- [GIVEN REQUEST]: Print the entries below in their entirety, exactly as they are written.

- [SOURCE DATA]:
= = =

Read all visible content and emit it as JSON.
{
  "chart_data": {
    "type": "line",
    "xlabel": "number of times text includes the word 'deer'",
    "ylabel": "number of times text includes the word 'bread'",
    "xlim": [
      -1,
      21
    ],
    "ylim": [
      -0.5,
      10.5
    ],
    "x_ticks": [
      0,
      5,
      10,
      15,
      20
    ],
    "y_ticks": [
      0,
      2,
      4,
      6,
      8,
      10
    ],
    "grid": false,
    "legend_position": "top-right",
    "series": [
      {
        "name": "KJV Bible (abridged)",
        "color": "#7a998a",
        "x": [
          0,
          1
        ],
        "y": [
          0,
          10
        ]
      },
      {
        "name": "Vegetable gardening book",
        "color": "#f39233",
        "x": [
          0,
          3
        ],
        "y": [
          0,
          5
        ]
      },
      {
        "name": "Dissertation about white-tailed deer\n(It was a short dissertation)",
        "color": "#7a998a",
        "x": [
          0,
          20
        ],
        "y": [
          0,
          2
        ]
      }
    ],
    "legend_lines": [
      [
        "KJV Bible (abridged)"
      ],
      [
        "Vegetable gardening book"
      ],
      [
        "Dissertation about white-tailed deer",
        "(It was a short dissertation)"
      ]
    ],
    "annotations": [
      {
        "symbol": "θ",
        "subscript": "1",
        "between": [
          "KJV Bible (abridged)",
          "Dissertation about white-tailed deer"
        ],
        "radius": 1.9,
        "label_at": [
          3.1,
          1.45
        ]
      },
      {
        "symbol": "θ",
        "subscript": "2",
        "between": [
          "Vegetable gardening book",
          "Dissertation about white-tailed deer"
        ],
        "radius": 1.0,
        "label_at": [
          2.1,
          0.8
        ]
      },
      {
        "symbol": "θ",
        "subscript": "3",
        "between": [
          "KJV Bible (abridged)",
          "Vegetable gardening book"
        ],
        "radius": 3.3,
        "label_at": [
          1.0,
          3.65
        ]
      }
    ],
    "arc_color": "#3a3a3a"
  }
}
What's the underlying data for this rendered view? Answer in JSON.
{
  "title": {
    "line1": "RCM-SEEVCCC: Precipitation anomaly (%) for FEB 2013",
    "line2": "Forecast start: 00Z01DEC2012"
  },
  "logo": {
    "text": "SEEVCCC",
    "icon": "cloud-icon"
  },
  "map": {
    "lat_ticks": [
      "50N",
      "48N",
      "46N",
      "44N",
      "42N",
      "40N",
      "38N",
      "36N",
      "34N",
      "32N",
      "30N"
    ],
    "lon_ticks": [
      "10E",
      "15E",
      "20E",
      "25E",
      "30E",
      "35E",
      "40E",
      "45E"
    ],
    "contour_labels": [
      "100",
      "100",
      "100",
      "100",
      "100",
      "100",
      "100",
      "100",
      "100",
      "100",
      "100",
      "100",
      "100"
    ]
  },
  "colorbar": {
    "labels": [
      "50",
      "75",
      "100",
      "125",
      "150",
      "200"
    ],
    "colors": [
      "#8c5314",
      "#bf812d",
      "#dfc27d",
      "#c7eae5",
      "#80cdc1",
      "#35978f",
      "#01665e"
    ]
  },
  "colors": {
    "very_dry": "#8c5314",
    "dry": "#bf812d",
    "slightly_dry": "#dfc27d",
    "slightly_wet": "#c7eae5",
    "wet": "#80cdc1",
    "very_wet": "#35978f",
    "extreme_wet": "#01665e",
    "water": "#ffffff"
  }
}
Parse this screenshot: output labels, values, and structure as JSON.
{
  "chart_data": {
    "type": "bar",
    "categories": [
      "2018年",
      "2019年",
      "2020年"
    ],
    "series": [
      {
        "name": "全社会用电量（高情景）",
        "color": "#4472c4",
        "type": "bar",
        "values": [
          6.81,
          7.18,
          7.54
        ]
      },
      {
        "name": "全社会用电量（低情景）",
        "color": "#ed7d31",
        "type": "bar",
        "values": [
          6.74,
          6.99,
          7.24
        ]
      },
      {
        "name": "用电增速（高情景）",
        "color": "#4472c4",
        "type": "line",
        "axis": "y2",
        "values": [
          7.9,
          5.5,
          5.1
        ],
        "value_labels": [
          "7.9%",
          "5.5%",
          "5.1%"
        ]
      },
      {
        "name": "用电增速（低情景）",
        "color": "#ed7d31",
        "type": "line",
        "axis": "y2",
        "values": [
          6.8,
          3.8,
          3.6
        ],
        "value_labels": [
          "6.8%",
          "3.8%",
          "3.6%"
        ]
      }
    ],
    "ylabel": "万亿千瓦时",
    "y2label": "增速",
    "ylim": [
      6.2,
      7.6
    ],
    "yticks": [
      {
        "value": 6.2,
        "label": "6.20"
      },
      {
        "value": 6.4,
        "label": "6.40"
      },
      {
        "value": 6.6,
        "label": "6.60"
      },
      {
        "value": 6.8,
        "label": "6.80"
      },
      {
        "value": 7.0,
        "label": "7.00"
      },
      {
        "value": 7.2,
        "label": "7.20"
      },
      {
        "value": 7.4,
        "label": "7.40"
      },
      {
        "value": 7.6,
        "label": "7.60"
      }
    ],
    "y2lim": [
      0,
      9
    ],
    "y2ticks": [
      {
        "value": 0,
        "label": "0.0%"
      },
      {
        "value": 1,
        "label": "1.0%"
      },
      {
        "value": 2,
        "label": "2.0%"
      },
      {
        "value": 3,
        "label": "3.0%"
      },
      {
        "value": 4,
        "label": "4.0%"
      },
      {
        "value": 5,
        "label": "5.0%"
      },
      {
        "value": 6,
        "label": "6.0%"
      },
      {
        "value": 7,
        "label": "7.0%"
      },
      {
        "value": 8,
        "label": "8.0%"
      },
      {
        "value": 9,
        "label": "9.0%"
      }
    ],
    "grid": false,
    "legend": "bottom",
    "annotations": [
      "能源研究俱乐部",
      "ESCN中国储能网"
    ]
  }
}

= = =

- [EXERCISE ANSWER]:
Read all visible content and emit it as JSON.
{
  "chart_data": {
    "type": "line",
    "xlabel": "number of times text includes the word 'deer'",
    "ylabel": "number of times text includes the word 'bread'",
    "xlim": [
      -1,
      21
    ],
    "ylim": [
      -0.5,
      10.5
    ],
    "x_ticks": [
      0,
      5,
      10,
      15,
      20
    ],
    "y_ticks": [
      0,
      2,
      4,
      6,
      8,
      10
    ],
    "grid": false,
    "legend_position": "top-right",
    "series": [
      {
        "name": "KJV Bible (abridged)",
        "color": "#7a998a",
        "x": [
          0,
          1
        ],
        "y": [
          0,
          10
        ]
      },
      {
        "name": "Vegetable gardening book",
        "color": "#f39233",
        "x": [
          0,
          3
        ],
        "y": [
          0,
          5
        ]
      },
      {
        "name": "Dissertation about white-tailed deer\n(It was a short dissertation)",
        "color": "#7a998a",
        "x": [
          0,
          20
        ],
        "y": [
          0,
          2
        ]
      }
    ],
    "legend_lines": [
      [
        "KJV Bible (abridged)"
      ],
      [
        "Vegetable gardening book"
      ],
      [
        "Dissertation about white-tailed deer",
        "(It was a short dissertation)"
      ]
    ],
    "annotations": [
      {
        "symbol": "θ",
        "subscript": "1",
        "between": [
          "KJV Bible (abridged)",
          "Dissertation about white-tailed deer"
        ],
        "radius": 1.9,
        "label_at": [
          3.1,
          1.45
        ]
      },
      {
        "symbol": "θ",
        "subscript": "2",
        "between": [
          "Vegetable gardening book",
          "Dissertation about white-tailed deer"
        ],
        "radius": 1.0,
        "label_at": [
          2.1,
          0.8
        ]
      },
      {
        "symbol": "θ",
        "subscript": "3",
        "between": [
          "KJV Bible (abridged)",
          "Vegetable gardening book"
        ],
        "radius": 3.3,
        "label_at": [
          1.0,
          3.65
        ]
      }
    ],
    "arc_color": "#3a3a3a"
  }
}
What's the underlying data for this rendered view? Answer in JSON.
{
  "title": {
    "line1": "RCM-SEEVCCC: Precipitation anomaly (%) for FEB 2013",
    "line2": "Forecast start: 00Z01DEC2012"
  },
  "logo": {
    "text": "SEEVCCC",
    "icon": "cloud-icon"
  },
  "map": {
    "lat_ticks": [
      "50N",
      "48N",
      "46N",
      "44N",
      "42N",
      "40N",
      "38N",
      "36N",
      "34N",
      "32N",
      "30N"
    ],
    "lon_ticks": [
      "10E",
      "15E",
      "20E",
      "25E",
      "30E",
      "35E",
      "40E",
      "45E"
    ],
    "contour_labels": [
      "100",
      "100",
      "100",
      "100",
      "100",
      "100",
      "100",
      "100",
      "100",
      "100",
      "100",
      "100",
      "100"
    ]
  },
  "colorbar": {
    "labels": [
      "50",
      "75",
      "100",
      "125",
      "150",
      "200"
    ],
    "colors": [
      "#8c5314",
      "#bf812d",
      "#dfc27d",
      "#c7eae5",
      "#80cdc1",
      "#35978f",
      "#01665e"
    ]
  },
  "colors": {
    "very_dry": "#8c5314",
    "dry": "#bf812d",
    "slightly_dry": "#dfc27d",
    "slightly_wet": "#c7eae5",
    "wet": "#80cdc1",
    "very_wet": "#35978f",
    "extreme_wet": "#01665e",
    "water": "#ffffff"
  }
}
Parse this screenshot: output labels, values, and structure as JSON.
{
  "chart_data": {
    "type": "bar",
    "categories": [
      "2018年",
      "2019年",
      "2020年"
    ],
    "series": [
      {
        "name": "全社会用电量（高情景）",
        "color": "#4472c4",
        "type": "bar",
        "values": [
          6.81,
          7.18,
          7.54
        ]
      },
      {
        "name": "全社会用电量（低情景）",
        "color": "#ed7d31",
        "type": "bar",
        "values": [
          6.74,
          6.99,
          7.24
        ]
      },
      {
        "name": "用电增速（高情景）",
        "color": "#4472c4",
        "type": "line",
        "axis": "y2",
        "values": [
          7.9,
          5.5,
          5.1
        ],
        "value_labels": [
          "7.9%",
          "5.5%",
          "5.1%"
        ]
      },
      {
        "name": "用电增速（低情景）",
        "color": "#ed7d31",
        "type": "line",
        "axis": "y2",
        "values": [
          6.8,
          3.8,
          3.6
        ],
        "value_labels": [
          "6.8%",
          "3.8%",
          "3.6%"
        ]
      }
    ],
    "ylabel": "万亿千瓦时",
    "y2label": "增速",
    "ylim": [
      6.2,
      7.6
    ],
    "yticks": [
      {
        "value": 6.2,
        "label": "6.20"
      },
      {
        "value": 6.4,
        "label": "6.40"
      },
      {
        "value": 6.6,
        "label": "6.60"
      },
      {
        "value": 6.8,
        "label": "6.80"
      },
      {
        "value": 7.0,
        "label": "7.00"
      },
      {
        "value": 7.2,
        "label": "7.20"
      },
      {
        "value": 7.4,
        "label": "7.40"
      },
      {
        "value": 7.6,
        "label": "7.60"
      }
    ],
    "y2lim": [
      0,
      9
    ],
    "y2ticks": [
      {
        "value": 0,
        "label": "0.0%"
      },
      {
        "value": 1,
        "label": "1.0%"
      },
      {
        "value": 2,
        "label": "2.0%"
      },
      {
        "value": 3,
        "label": "3.0%"
      },
      {
        "value": 4,
        "label": "4.0%"
      },
      {
        "value": 5,
        "label": "5.0%"
      },
      {
        "value": 6,
        "label": "6.0%"
      },
      {
        "value": 7,
        "label": "7.0%"
      },
      {
        "value": 8,
        "label": "8.0%"
      },
      {
        "value": 9,
        "label": "9.0%"
      }
    ],
    "grid": false,
    "legend": "bottom",
    "annotations": [
      "能源研究俱乐部",
      "ESCN中国储能网"
    ]
  }
}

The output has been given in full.